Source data
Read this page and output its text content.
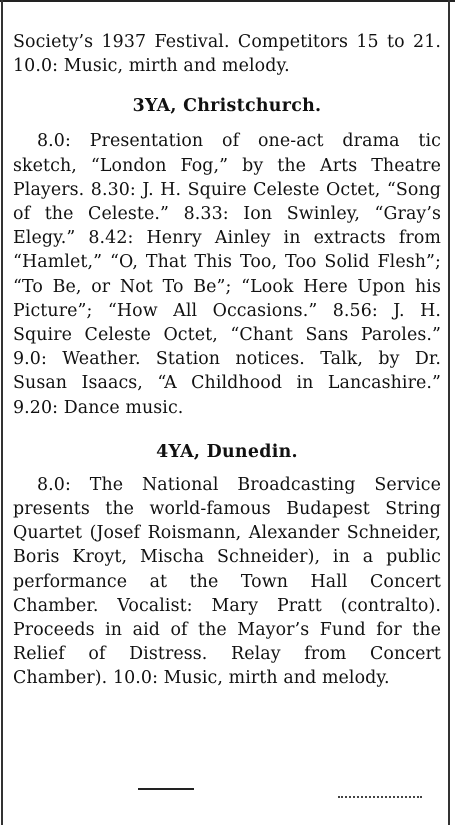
Society’s 1937 Festival. Competitors 15 to 21. 10.0: Music, mirth and melody.

3YA, Christchurch.

8.0: Presentation of one-act drama tic sketch, “London Fog,” by the Arts Theatre Players. 8.30: J. H. Squire Celeste Octet, “Song of the Celeste.” 8.33: Ion Swinley, “Gray’s Elegy.” 8.42: Henry Ainley in extracts from “Hamlet,” “O, That This Too, Too Solid Flesh”; “To Be, or Not To Be”; “Look Here Upon his Picture”; “How All Occasions.” 8.56: J. H. Squire Celeste Octet, “Chant Sans Paroles.” 9.0: Weather. Station notices. Talk, by Dr. Susan Isaacs, “A Childhood in Lancashire.” 9.20: Dance music.

4YA, Dunedin.

8.0: The National Broadcasting Service presents the world-famous Budapest String Quartet (Josef Roismann, Alexander Schneider, Boris Kroyt, Mischa Schneider), in a public performance at the Town Hall Concert Chamber. Vocalist: Mary Pratt (contralto). Proceeds in aid of the Mayor’s Fund for the Relief of Distress. Relay from Concert Chamber). 10.0: Music, mirth and melody.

▶ **GIVEN INSTRUCTION**
In the records above, find each line holding "mirth" and copy it.

▶ **IN RESPONSE**
Society’s 1937 Festival. Competitors 15 to 21. 10.0: Music, mirth and melody.
8.0: The National Broadcasting Service presents the world-famous Budapest String Quartet (Josef Roismann, Alexander Schneider, Boris Kroyt, Mischa Schneider), in a public performance at the Town Hall Concert Chamber. Vocalist: Mary Pratt (contralto). Proceeds in aid of the Mayor’s Fund for the Relief of Distress. Relay from Concert Chamber). 10.0: Music, mirth and melody.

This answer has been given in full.